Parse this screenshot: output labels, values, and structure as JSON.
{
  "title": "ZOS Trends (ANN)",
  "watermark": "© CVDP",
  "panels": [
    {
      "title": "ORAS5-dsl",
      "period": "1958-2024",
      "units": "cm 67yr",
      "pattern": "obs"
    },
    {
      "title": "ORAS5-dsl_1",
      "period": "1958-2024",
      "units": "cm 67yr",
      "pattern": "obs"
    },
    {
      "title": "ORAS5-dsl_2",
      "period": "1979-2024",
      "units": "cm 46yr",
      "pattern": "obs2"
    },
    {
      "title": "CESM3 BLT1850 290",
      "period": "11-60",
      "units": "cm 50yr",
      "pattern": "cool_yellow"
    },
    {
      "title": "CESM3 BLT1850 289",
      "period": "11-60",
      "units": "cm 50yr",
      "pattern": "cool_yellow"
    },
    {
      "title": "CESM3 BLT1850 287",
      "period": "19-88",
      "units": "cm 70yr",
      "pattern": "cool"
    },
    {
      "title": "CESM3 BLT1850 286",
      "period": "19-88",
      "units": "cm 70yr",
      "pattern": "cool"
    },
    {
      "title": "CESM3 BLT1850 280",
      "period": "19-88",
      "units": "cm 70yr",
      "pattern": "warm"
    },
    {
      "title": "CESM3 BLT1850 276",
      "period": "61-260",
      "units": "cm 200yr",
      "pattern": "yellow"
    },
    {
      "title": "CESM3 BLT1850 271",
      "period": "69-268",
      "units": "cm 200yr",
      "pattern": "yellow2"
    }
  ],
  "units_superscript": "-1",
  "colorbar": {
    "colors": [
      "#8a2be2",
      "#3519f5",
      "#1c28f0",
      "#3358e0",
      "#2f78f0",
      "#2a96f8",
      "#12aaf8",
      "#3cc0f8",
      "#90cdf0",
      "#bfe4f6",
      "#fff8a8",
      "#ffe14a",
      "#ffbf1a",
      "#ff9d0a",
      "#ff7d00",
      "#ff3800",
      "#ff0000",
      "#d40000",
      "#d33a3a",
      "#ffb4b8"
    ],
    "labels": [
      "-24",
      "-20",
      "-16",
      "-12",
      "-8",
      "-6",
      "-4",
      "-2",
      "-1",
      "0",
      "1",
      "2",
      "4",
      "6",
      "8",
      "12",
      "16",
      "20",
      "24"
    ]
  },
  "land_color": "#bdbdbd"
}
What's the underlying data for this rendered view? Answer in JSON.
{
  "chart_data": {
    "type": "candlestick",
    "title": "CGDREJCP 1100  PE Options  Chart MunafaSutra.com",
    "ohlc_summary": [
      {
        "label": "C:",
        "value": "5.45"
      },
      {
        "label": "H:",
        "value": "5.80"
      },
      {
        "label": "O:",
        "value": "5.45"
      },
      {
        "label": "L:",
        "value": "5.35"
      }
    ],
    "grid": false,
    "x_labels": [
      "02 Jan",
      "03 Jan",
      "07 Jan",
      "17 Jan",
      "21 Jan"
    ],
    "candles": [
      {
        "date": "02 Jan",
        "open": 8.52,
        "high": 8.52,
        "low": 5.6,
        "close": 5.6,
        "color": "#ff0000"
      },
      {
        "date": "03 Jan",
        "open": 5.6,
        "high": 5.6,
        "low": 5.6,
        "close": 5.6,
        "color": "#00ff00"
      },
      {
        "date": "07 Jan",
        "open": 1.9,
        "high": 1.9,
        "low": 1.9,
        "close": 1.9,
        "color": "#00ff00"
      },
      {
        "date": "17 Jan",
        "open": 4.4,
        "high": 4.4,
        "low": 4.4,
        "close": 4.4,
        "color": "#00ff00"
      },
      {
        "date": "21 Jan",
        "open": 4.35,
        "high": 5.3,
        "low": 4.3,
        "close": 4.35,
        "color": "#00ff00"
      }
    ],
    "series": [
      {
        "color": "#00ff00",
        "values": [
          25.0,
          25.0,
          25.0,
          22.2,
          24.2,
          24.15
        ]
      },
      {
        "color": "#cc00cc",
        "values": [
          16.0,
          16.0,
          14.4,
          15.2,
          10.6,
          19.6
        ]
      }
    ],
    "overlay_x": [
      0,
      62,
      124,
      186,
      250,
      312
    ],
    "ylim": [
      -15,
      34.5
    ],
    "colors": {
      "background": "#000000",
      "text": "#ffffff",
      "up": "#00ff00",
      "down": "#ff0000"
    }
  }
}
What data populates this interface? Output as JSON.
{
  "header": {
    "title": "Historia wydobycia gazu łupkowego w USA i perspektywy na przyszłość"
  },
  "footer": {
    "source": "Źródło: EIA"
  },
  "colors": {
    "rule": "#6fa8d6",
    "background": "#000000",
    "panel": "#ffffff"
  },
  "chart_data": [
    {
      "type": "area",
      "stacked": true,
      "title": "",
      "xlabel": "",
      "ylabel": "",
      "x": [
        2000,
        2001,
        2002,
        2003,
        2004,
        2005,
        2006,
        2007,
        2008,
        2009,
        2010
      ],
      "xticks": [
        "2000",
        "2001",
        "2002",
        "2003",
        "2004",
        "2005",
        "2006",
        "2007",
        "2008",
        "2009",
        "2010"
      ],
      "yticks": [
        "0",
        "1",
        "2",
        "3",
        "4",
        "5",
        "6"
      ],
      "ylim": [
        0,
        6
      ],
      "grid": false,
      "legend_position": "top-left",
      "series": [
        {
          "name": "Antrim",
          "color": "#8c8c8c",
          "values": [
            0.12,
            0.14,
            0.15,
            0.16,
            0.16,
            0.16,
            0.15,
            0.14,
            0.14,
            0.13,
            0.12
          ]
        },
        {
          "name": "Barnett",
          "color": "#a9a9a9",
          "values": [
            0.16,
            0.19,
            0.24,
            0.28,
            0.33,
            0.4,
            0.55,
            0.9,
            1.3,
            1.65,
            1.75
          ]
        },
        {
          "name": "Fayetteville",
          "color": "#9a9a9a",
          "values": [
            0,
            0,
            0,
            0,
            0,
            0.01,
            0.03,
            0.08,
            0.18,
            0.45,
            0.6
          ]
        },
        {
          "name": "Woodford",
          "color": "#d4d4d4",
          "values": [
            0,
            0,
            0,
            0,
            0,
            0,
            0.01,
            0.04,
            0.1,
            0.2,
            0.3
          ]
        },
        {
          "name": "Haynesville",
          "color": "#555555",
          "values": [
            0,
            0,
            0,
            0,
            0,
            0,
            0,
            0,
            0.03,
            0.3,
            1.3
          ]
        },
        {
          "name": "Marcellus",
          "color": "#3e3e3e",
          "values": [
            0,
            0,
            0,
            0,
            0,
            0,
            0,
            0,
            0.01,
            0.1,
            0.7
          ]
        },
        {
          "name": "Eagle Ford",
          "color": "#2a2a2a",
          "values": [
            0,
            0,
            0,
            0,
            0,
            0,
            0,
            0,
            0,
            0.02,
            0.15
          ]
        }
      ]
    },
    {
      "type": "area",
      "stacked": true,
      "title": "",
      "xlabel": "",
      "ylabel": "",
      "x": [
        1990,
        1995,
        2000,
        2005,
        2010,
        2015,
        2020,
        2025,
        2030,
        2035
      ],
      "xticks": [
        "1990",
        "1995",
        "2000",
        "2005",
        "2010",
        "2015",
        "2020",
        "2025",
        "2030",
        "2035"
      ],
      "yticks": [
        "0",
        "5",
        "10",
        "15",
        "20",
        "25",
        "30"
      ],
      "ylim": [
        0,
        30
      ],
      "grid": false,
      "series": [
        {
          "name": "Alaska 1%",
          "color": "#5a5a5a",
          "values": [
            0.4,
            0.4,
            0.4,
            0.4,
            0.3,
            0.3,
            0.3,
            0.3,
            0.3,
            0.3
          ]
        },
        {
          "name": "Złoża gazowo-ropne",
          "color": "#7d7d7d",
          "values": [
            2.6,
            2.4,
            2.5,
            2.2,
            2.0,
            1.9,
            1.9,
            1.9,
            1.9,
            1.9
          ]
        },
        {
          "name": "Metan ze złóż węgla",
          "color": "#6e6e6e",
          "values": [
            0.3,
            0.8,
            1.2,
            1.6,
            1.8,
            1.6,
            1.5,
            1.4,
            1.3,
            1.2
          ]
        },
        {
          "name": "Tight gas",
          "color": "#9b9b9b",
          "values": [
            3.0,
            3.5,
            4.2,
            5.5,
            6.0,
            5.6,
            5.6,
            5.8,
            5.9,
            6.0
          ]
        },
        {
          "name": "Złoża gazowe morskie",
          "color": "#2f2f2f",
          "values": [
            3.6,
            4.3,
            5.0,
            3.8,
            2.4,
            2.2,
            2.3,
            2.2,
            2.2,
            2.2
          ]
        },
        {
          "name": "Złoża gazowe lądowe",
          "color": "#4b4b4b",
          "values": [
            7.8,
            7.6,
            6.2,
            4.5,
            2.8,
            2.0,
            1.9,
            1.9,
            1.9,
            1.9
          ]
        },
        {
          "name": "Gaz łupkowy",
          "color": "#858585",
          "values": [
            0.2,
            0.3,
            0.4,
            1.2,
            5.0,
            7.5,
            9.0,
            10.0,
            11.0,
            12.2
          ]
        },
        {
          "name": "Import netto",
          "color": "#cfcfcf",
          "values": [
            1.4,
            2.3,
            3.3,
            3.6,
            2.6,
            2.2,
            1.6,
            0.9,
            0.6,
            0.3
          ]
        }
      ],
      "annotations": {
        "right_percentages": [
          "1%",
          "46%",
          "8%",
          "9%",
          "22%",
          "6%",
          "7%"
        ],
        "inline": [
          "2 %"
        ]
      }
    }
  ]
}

● ● ●

- Task requirements:
Single out each line of the records above with the string "Złoża" in it, and copy it.

- Output for this exercise:
          "name": "Złoża gazowo-ropne",
          "name": "Złoża gazowe morskie",
          "name": "Złoża gazowe lądowe",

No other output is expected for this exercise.